Transcribe the passage of the cache topology patch thread below, starting with "On 12/19/24 09:32, Zhao" and going on through "from previous review).".

▶ _Supplied text_
================

The "default" is introduced to make it easier for libvirt to set a
default parameter value without having to care about the specific
machine (because currently there is no proper way for machine to
expose supported topology levels and caches).

If "default" is set, then the cache topology will follow the
architecture's default cache topology model. If other CPU topology level
is set, the cache will be shared at corresponding CPU topology level.


[1]: Patch v5: https://lore.kernel.org/qemu-devel/20241101083331.340178-1-zhao1.liu@intel.com/
[2]: ARM smp-cache: https://lore.kernel.org/qemu-devel/20241010111822.345-1-alireza.sanaee@huawei.com/
[3]: API disscussion: https://lore.kernel.org/qemu-devel/8734ndj33j.fsf@pond.sub.org/

Thanks and Best Regards,
Zhao
---
Alireza Sanaee (1):
  i386/cpu: add has_caches flag to check smp_cache configuration

Zhao Liu (3):
  i386/cpu: Support thread and module level cache topology
  i386/cpu: Update cache topology with machine's configuration
  i386/pc: Support cache topology in -machine for PC machine

 hw/core/machine-smp.c |  2 ++
 hw/i386/pc.c          |  4 +++
 include/hw/boards.h   |  3 ++
 qemu-options.hx       | 31 +++++++++++++++++-
 target/i386/cpu.c     | 76 ++++++++++++++++++++++++++++++++++++++++---
 5 files changed, 111 insertions(+), 5 deletions(-)

Paolo Bonzini Dec. 24, 2024, 4:04 p.m. UTC | #1

On 12/19/24 09:32, Zhao Liu wrote:
> Hi folks,
> 
> This is my v6. since Phili has already merged the general smp cache
> part, v6 just includes the remaining i386-specific changes to support
> SMP cache topology for PC machine (currently all patches have got
> Reviewed-by from previous review).
> 
> Compared with v5 [1], there's no change and just series just picks
> the unmerged patches and rebases on the master branch (based on the
> commit 8032c78e556c "Merge tag 'firmware-20241216-pull-request' of
> https://gitlab.com/kraxel/qemu into staging").
> 
> The patch 4 ("i386/cpu: add has_caches flag to check smp_cache"), which
> introduced a has_caches flag, is also ARM side wanted.

================

▶ _Listed entries_
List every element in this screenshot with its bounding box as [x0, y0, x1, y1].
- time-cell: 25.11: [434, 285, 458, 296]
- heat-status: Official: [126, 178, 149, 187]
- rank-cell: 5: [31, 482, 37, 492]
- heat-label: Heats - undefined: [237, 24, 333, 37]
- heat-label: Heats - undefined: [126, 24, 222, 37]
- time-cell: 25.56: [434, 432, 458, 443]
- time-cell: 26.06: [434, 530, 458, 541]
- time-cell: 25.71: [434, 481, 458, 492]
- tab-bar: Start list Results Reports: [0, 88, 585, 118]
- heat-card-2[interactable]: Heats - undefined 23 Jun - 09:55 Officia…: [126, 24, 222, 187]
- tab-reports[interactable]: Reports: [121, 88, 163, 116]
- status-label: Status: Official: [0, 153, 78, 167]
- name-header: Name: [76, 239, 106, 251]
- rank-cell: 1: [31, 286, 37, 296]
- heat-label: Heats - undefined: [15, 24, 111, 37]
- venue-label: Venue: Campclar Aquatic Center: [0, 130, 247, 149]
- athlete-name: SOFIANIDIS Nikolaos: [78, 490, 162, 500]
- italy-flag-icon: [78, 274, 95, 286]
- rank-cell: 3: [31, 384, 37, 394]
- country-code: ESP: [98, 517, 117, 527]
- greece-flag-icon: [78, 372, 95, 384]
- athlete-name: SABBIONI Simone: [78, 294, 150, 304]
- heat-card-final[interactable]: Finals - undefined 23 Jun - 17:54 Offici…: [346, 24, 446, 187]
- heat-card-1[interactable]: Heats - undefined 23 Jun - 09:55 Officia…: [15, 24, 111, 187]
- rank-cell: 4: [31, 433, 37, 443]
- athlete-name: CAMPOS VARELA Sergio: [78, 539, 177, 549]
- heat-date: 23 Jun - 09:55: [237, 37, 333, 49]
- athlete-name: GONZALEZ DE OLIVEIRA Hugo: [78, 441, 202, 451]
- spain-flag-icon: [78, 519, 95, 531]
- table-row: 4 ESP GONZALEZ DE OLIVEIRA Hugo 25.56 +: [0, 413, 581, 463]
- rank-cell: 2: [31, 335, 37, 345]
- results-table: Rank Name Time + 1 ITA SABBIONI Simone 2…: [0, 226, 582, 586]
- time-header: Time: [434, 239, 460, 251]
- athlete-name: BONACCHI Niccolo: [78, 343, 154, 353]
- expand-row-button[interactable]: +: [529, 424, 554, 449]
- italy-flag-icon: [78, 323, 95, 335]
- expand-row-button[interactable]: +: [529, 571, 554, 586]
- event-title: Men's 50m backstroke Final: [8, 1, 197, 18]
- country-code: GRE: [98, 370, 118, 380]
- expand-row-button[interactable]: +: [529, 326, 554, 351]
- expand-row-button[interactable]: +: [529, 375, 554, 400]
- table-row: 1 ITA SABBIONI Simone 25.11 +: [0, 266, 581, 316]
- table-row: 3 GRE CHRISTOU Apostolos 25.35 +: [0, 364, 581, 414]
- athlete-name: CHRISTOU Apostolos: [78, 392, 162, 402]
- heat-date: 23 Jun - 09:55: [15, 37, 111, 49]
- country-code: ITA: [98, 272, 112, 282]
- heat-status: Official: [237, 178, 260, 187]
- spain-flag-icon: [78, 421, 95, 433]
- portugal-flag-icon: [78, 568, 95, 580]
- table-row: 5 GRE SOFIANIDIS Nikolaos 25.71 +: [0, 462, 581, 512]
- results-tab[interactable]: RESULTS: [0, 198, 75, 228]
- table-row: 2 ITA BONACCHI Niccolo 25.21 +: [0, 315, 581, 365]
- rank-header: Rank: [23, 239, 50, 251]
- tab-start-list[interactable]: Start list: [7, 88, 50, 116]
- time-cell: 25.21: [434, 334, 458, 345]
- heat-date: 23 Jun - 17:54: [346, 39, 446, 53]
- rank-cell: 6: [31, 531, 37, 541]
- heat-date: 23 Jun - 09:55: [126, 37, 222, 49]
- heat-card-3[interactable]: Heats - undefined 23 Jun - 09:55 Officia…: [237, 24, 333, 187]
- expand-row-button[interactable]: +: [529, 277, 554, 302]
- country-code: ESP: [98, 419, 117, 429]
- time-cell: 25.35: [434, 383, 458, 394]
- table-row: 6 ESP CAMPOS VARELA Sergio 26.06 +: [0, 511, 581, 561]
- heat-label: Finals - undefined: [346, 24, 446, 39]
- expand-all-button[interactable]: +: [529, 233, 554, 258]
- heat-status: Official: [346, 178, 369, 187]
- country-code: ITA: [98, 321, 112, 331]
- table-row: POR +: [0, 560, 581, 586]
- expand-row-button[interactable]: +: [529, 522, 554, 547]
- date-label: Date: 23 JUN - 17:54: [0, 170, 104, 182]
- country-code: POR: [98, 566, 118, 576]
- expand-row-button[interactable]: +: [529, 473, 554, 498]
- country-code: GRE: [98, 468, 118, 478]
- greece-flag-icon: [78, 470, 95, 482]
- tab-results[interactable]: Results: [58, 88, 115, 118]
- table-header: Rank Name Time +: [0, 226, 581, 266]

================

▶ _Response for this exercise_
On 12/19/24 09:32, Zhao Liu wrote:
> Hi folks,
> 
> This is my v6. since Phili has already merged the general smp cache
> part, v6 just includes the remaining i386-specific changes to support
> SMP cache topology for PC machine (currently all patches have got
> Reviewed-by from previous review).